Copy out each line that has "screenshot" in it.

+++++

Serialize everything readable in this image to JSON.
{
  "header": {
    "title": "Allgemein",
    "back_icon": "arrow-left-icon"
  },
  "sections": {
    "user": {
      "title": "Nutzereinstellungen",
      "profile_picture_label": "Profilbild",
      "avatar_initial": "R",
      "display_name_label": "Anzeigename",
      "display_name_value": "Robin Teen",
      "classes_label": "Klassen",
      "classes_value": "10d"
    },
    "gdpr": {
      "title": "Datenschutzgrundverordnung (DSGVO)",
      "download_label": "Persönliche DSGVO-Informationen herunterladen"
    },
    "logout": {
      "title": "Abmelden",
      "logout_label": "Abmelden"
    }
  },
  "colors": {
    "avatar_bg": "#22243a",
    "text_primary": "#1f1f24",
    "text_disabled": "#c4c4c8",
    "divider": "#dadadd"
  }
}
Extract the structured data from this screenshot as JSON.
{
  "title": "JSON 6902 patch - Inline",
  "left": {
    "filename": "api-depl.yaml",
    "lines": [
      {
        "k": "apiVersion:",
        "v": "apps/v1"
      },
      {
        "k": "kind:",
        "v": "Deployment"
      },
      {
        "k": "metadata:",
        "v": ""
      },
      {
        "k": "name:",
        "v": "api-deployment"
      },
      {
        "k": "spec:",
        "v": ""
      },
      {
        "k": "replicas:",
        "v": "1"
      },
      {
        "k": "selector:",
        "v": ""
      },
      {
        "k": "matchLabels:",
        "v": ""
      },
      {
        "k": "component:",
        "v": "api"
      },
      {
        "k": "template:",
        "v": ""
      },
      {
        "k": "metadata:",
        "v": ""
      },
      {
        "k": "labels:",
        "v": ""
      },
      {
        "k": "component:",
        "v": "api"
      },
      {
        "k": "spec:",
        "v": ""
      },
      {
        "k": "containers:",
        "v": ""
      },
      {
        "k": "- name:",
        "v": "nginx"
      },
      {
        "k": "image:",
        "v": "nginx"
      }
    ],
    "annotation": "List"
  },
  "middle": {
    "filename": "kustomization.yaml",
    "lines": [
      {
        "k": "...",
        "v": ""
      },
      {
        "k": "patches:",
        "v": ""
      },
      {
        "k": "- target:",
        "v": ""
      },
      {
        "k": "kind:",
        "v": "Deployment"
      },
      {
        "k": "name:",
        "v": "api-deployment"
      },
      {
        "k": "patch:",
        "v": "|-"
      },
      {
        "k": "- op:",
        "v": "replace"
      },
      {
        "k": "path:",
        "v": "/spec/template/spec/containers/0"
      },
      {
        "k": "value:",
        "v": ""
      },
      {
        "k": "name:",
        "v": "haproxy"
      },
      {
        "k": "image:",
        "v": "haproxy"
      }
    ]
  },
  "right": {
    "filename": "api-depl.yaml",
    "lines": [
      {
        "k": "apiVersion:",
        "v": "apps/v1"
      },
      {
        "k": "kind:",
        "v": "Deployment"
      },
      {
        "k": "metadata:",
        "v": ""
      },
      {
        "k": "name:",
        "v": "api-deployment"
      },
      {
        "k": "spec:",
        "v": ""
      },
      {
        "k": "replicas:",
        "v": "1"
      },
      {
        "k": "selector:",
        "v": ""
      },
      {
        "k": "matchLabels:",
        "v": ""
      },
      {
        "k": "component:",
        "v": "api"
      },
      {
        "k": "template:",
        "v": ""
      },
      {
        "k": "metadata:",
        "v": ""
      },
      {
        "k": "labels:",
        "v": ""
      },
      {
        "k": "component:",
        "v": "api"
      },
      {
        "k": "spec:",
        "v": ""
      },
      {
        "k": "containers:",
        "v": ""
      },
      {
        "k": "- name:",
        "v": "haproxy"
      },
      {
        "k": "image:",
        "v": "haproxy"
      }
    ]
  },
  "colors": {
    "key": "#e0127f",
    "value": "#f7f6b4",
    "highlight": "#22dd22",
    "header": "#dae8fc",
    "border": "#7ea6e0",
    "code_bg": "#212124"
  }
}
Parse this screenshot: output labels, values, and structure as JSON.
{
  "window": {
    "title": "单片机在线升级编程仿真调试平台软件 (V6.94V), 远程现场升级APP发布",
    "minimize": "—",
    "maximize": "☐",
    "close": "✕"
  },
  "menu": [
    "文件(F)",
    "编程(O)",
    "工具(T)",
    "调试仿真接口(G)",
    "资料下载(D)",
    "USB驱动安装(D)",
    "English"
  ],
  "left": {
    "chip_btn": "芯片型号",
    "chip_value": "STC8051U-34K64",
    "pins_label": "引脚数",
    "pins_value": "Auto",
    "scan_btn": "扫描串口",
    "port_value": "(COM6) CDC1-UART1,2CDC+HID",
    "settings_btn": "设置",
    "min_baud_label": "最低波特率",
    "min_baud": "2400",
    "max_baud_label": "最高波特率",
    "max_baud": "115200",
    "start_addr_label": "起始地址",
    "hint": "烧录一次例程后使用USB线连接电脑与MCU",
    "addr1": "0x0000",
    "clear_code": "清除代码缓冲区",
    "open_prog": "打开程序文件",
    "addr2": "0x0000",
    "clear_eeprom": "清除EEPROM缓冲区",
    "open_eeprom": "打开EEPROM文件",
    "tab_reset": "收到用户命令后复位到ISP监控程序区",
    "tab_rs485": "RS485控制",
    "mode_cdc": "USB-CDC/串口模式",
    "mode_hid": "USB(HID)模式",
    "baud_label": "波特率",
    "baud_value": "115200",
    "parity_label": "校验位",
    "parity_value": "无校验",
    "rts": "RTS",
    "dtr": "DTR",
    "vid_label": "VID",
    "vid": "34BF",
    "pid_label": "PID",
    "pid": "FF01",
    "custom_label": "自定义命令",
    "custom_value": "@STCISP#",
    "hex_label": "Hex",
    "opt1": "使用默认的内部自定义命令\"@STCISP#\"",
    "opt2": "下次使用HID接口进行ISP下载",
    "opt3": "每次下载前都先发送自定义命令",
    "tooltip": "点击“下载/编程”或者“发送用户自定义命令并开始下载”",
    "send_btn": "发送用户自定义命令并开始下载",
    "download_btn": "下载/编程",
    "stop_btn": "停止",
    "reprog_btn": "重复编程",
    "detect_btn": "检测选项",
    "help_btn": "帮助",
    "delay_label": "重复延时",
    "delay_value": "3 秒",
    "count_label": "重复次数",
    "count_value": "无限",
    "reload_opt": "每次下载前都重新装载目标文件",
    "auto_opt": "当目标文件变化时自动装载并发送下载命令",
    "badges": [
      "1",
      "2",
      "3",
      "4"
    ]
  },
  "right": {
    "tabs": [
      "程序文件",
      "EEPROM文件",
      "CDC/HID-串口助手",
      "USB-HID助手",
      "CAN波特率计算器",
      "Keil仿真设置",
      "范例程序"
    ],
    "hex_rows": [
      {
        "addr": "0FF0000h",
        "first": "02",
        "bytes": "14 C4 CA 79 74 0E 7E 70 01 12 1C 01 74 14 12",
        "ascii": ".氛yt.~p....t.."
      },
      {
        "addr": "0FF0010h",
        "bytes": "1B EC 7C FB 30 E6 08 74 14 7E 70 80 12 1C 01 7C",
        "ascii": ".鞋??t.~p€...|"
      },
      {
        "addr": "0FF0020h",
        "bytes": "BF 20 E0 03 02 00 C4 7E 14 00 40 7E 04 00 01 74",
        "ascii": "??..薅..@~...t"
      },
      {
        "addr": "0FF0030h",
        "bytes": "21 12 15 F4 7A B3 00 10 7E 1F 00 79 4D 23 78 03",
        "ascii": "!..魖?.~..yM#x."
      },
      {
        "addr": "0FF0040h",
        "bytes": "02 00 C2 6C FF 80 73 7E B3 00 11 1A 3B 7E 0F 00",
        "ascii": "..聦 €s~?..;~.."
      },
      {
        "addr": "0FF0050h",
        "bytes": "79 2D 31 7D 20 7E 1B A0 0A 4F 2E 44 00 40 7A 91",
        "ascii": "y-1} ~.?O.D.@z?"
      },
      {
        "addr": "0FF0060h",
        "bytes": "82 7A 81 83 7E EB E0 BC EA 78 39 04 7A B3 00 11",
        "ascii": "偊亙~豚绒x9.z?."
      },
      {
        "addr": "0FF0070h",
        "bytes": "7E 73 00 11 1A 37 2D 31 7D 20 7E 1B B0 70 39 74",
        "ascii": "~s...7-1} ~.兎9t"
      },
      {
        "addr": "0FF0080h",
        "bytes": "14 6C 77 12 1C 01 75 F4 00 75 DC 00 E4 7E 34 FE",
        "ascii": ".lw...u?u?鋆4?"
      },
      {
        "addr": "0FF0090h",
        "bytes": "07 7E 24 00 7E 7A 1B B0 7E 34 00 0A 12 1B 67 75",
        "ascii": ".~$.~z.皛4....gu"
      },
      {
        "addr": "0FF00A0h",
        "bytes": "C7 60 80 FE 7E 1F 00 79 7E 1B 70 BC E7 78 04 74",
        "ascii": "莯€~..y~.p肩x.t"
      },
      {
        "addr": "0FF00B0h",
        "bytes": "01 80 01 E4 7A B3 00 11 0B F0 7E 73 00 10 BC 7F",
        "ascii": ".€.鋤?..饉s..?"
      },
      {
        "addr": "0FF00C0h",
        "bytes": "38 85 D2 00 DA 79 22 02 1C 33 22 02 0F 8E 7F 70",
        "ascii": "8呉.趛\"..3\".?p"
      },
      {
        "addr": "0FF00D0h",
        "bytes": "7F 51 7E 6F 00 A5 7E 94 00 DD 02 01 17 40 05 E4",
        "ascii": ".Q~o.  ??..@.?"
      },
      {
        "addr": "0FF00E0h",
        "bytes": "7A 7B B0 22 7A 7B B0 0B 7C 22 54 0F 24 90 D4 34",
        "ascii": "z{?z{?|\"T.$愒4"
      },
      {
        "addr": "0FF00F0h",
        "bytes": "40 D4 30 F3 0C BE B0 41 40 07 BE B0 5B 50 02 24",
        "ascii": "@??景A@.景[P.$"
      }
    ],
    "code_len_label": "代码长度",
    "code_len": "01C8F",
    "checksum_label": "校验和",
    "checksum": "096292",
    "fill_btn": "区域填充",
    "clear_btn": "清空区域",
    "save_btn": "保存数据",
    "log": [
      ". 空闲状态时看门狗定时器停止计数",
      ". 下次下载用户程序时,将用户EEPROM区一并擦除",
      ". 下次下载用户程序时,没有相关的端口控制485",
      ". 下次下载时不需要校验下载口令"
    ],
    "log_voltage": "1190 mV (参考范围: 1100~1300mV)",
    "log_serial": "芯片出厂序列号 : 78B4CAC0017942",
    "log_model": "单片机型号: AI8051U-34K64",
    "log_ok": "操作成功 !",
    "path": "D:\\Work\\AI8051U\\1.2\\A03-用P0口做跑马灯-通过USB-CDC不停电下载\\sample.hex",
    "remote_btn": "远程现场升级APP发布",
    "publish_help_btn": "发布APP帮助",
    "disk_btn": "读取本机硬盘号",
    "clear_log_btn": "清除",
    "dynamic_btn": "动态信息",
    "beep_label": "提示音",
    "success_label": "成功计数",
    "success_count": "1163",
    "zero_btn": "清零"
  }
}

+++++

SOLUTION TO THIS TASK:
Extract the structured data from this screenshot as JSON.
Parse this screenshot: output labels, values, and structure as JSON.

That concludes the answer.